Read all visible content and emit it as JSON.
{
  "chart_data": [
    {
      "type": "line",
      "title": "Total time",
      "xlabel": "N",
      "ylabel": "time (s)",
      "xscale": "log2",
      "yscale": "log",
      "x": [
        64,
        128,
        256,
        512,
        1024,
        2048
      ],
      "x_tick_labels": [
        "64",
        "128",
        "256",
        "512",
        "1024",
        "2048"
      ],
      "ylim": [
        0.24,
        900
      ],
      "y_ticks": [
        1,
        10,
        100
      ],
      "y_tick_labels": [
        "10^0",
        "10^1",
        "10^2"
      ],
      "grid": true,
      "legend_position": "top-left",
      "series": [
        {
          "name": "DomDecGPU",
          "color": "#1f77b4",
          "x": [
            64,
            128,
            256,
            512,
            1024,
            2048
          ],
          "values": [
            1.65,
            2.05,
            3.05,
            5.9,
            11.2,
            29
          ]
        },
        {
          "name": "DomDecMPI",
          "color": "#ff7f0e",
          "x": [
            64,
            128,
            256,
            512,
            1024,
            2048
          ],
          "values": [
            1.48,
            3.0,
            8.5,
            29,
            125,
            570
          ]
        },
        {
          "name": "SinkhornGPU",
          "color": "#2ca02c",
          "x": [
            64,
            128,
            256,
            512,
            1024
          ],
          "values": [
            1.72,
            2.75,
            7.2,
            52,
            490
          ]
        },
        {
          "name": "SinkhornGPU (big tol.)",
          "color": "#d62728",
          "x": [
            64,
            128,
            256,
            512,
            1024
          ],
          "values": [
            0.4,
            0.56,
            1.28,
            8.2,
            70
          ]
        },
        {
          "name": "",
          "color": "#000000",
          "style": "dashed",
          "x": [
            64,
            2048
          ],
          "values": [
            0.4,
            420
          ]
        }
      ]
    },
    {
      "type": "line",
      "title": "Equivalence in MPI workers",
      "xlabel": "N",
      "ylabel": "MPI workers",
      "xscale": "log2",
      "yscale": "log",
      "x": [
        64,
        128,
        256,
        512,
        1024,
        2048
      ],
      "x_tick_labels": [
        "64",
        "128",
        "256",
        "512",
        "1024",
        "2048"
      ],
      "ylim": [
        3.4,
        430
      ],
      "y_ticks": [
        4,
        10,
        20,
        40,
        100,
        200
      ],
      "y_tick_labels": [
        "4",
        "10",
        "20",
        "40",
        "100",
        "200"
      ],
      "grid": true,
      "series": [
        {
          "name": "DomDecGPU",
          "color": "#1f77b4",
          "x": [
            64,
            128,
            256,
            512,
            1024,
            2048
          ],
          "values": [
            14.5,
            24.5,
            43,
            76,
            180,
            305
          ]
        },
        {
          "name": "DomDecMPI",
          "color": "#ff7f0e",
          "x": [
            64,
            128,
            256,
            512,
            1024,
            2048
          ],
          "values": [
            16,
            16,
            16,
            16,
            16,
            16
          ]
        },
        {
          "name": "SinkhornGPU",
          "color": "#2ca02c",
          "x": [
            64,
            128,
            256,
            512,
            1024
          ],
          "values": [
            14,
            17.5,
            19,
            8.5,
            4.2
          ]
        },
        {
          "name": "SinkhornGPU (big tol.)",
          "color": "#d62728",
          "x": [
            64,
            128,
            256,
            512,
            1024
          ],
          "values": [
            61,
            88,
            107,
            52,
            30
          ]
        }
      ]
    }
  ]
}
______________________________
* **TASK INSTRUCTIONS**:
Copy the records above exactly as they appear.

* **RESULT BELOW**:
Read all visible content and emit it as JSON.
{
  "chart_data": [
    {
      "type": "line",
      "title": "Total time",
      "xlabel": "N",
      "ylabel": "time (s)",
      "xscale": "log2",
      "yscale": "log",
      "x": [
        64,
        128,
        256,
        512,
        1024,
        2048
      ],
      "x_tick_labels": [
        "64",
        "128",
        "256",
        "512",
        "1024",
        "2048"
      ],
      "ylim": [
        0.24,
        900
      ],
      "y_ticks": [
        1,
        10,
        100
      ],
      "y_tick_labels": [
        "10^0",
        "10^1",
        "10^2"
      ],
      "grid": true,
      "legend_position": "top-left",
      "series": [
        {
          "name": "DomDecGPU",
          "color": "#1f77b4",
          "x": [
            64,
            128,
            256,
            512,
            1024,
            2048
          ],
          "values": [
            1.65,
            2.05,
            3.05,
            5.9,
            11.2,
            29
          ]
        },
        {
          "name": "DomDecMPI",
          "color": "#ff7f0e",
          "x": [
            64,
            128,
            256,
            512,
            1024,
            2048
          ],
          "values": [
            1.48,
            3.0,
            8.5,
            29,
            125,
            570
          ]
        },
        {
          "name": "SinkhornGPU",
          "color": "#2ca02c",
          "x": [
            64,
            128,
            256,
            512,
            1024
          ],
          "values": [
            1.72,
            2.75,
            7.2,
            52,
            490
          ]
        },
        {
          "name": "SinkhornGPU (big tol.)",
          "color": "#d62728",
          "x": [
            64,
            128,
            256,
            512,
            1024
          ],
          "values": [
            0.4,
            0.56,
            1.28,
            8.2,
            70
          ]
        },
        {
          "name": "",
          "color": "#000000",
          "style": "dashed",
          "x": [
            64,
            2048
          ],
          "values": [
            0.4,
            420
          ]
        }
      ]
    },
    {
      "type": "line",
      "title": "Equivalence in MPI workers",
      "xlabel": "N",
      "ylabel": "MPI workers",
      "xscale": "log2",
      "yscale": "log",
      "x": [
        64,
        128,
        256,
        512,
        1024,
        2048
      ],
      "x_tick_labels": [
        "64",
        "128",
        "256",
        "512",
        "1024",
        "2048"
      ],
      "ylim": [
        3.4,
        430
      ],
      "y_ticks": [
        4,
        10,
        20,
        40,
        100,
        200
      ],
      "y_tick_labels": [
        "4",
        "10",
        "20",
        "40",
        "100",
        "200"
      ],
      "grid": true,
      "series": [
        {
          "name": "DomDecGPU",
          "color": "#1f77b4",
          "x": [
            64,
            128,
            256,
            512,
            1024,
            2048
          ],
          "values": [
            14.5,
            24.5,
            43,
            76,
            180,
            305
          ]
        },
        {
          "name": "DomDecMPI",
          "color": "#ff7f0e",
          "x": [
            64,
            128,
            256,
            512,
            1024,
            2048
          ],
          "values": [
            16,
            16,
            16,
            16,
            16,
            16
          ]
        },
        {
          "name": "SinkhornGPU",
          "color": "#2ca02c",
          "x": [
            64,
            128,
            256,
            512,
            1024
          ],
          "values": [
            14,
            17.5,
            19,
            8.5,
            4.2
          ]
        },
        {
          "name": "SinkhornGPU (big tol.)",
          "color": "#d62728",
          "x": [
            64,
            128,
            256,
            512,
            1024
          ],
          "values": [
            61,
            88,
            107,
            52,
            30
          ]
        }
      ]
    }
  ]
}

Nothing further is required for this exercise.